> [What the task requires]: Copy every entry word for word, but skip the pictures.

═════ Input for this task ═════

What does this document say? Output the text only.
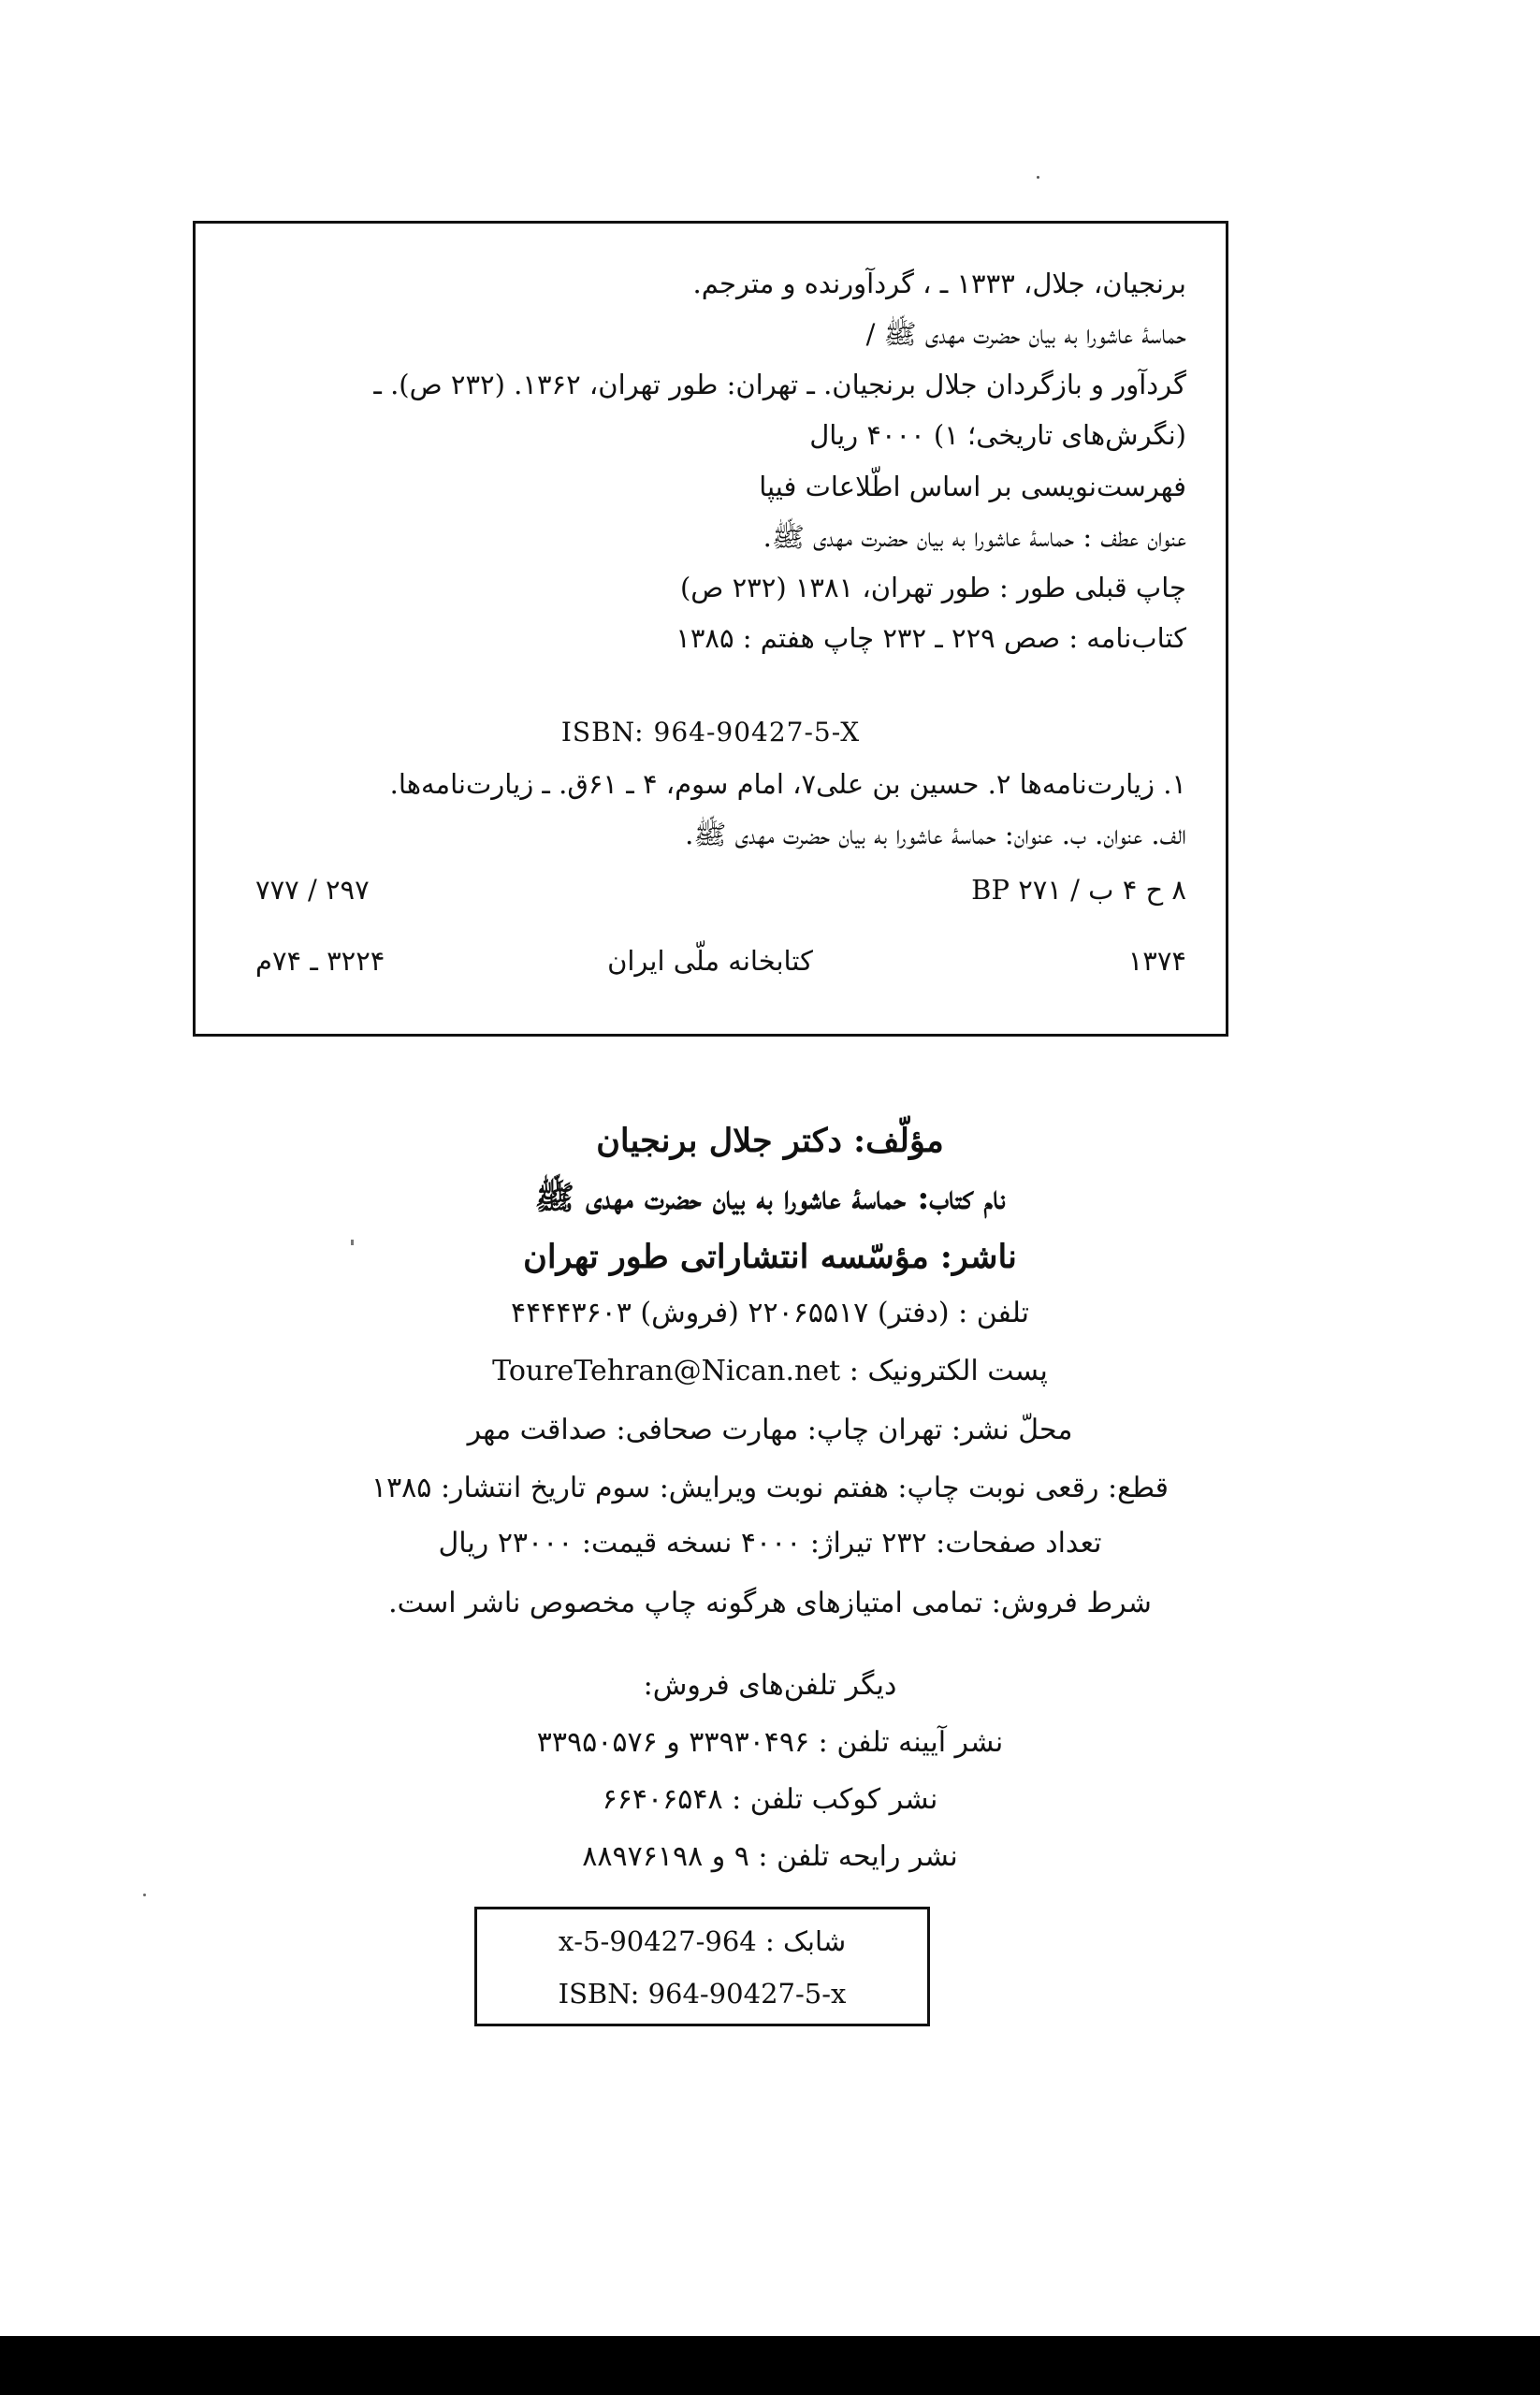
برنجیان، جلال، ۱۳۳۳ ـ ، گردآورنده و مترجم.
حماسهٔ عاشورا به بیان حضرت مهدی ﷺ /
گردآور و بازگردان جلال برنجیان. ـ تهران: طور تهران، ۱۳۶۲. (۲۳۲ ص). ـ
(نگرش‌های تاریخی؛ ۱) ۴۰۰۰ ریال
فهرست‌نویسی بر اساس اطّلاعات فیپا
عنوان عطف : حماسهٔ عاشورا به بیان حضرت مهدی ﷺ.
چاپ قبلی طور : طور تهران، ۱۳۸۱ (۲۳۲ ص)
کتاب‌نامه : صص ۲۲۹ ـ ۲۳۲ چاپ هفتم : ۱۳۸۵
ISBN: 964-90427-5-X
۱. زیارت‌نامه‌ها ۲. حسین بن علی۷، امام سوم، ۴ ـ ۶۱ق. ـ زیارت‌نامه‌ها.
الف. عنوان. ب. عنوان: حماسهٔ عاشورا به بیان حضرت مهدی ﷺ.
۲۹۷ / ۷۷۷	۸ ح ۴ ب / BP ۲۷۱
۳۲۲۴ ـ ۷۴م	کتابخانه ملّی ایران	۱۳۷۴
مؤلّف: دکتر جلال برنجیان
نام کتاب: حماسهٔ عاشورا به بیان حضرت مهدی ﷺ
ناشر: مؤسّسه انتشاراتی طور تهران
تلفن : (دفتر) ۲۲۰۶۵۵۱۷ (فروش) ۴۴۴۴۳۶۰۳
پست الکترونیک : ToureTehran@Nican.net
محلّ نشر: تهران چاپ: مهارت صحافی: صداقت مهر
قطع: رقعی نوبت چاپ: هفتم نوبت ویرایش: سوم تاریخ انتشار: ۱۳۸۵
تعداد صفحات: ۲۳۲ تیراژ: ۴۰۰۰ نسخه قیمت: ۲۳۰۰۰ ریال
شرط فروش: تمامی امتیازهای هرگونه چاپ مخصوص ناشر است.
دیگر تلفن‌های فروش:
نشر آیینه تلفن : ۳۳۹۳۰۴۹۶ و ۳۳۹۵۰۵۷۶
نشر کوکب تلفن : ۶۶۴۰۶۵۴۸
نشر رایحه تلفن : ۹ و ۸۸۹۷۶۱۹۸
شابک : 964-90427-5-x
ISBN: 964-90427-5-x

═════

> [Task answer]:
What does this document say? Output the text only.
برنجیان، جلال، ۱۳۳۳ ـ ، گردآورنده و مترجم.
حماسهٔ عاشورا به بیان حضرت مهدی ﷺ /
گردآور و بازگردان جلال برنجیان. ـ تهران: طور تهران، ۱۳۶۲. (۲۳۲ ص). ـ
(نگرش‌های تاریخی؛ ۱) ۴۰۰۰ ریال
فهرست‌نویسی بر اساس اطّلاعات فیپا
عنوان عطف : حماسهٔ عاشورا به بیان حضرت مهدی ﷺ.
چاپ قبلی طور : طور تهران، ۱۳۸۱ (۲۳۲ ص)
کتاب‌نامه : صص ۲۲۹ ـ ۲۳۲ چاپ هفتم : ۱۳۸۵
ISBN: 964-90427-5-X
۱. زیارت‌نامه‌ها ۲. حسین بن علی۷، امام سوم، ۴ ـ ۶۱ق. ـ زیارت‌نامه‌ها.
الف. عنوان. ب. عنوان: حماسهٔ عاشورا به بیان حضرت مهدی ﷺ.
۲۹۷ / ۷۷۷	۸ ح ۴ ب / BP ۲۷۱
۳۲۲۴ ـ ۷۴م	کتابخانه ملّی ایران	۱۳۷۴
مؤلّف: دکتر جلال برنجیان
نام کتاب: حماسهٔ عاشورا به بیان حضرت مهدی ﷺ
ناشر: مؤسّسه انتشاراتی طور تهران
تلفن : (دفتر) ۲۲۰۶۵۵۱۷ (فروش) ۴۴۴۴۳۶۰۳
پست الکترونیک : ToureTehran@Nican.net
محلّ نشر: تهران چاپ: مهارت صحافی: صداقت مهر
قطع: رقعی نوبت چاپ: هفتم نوبت ویرایش: سوم تاریخ انتشار: ۱۳۸۵
تعداد صفحات: ۲۳۲ تیراژ: ۴۰۰۰ نسخه قیمت: ۲۳۰۰۰ ریال
شرط فروش: تمامی امتیازهای هرگونه چاپ مخصوص ناشر است.
دیگر تلفن‌های فروش:
نشر آیینه تلفن : ۳۳۹۳۰۴۹۶ و ۳۳۹۵۰۵۷۶
نشر کوکب تلفن : ۶۶۴۰۶۵۴۸
نشر رایحه تلفن : ۹ و ۸۸۹۷۶۱۹۸
شابک : 964-90427-5-x
ISBN: 964-90427-5-x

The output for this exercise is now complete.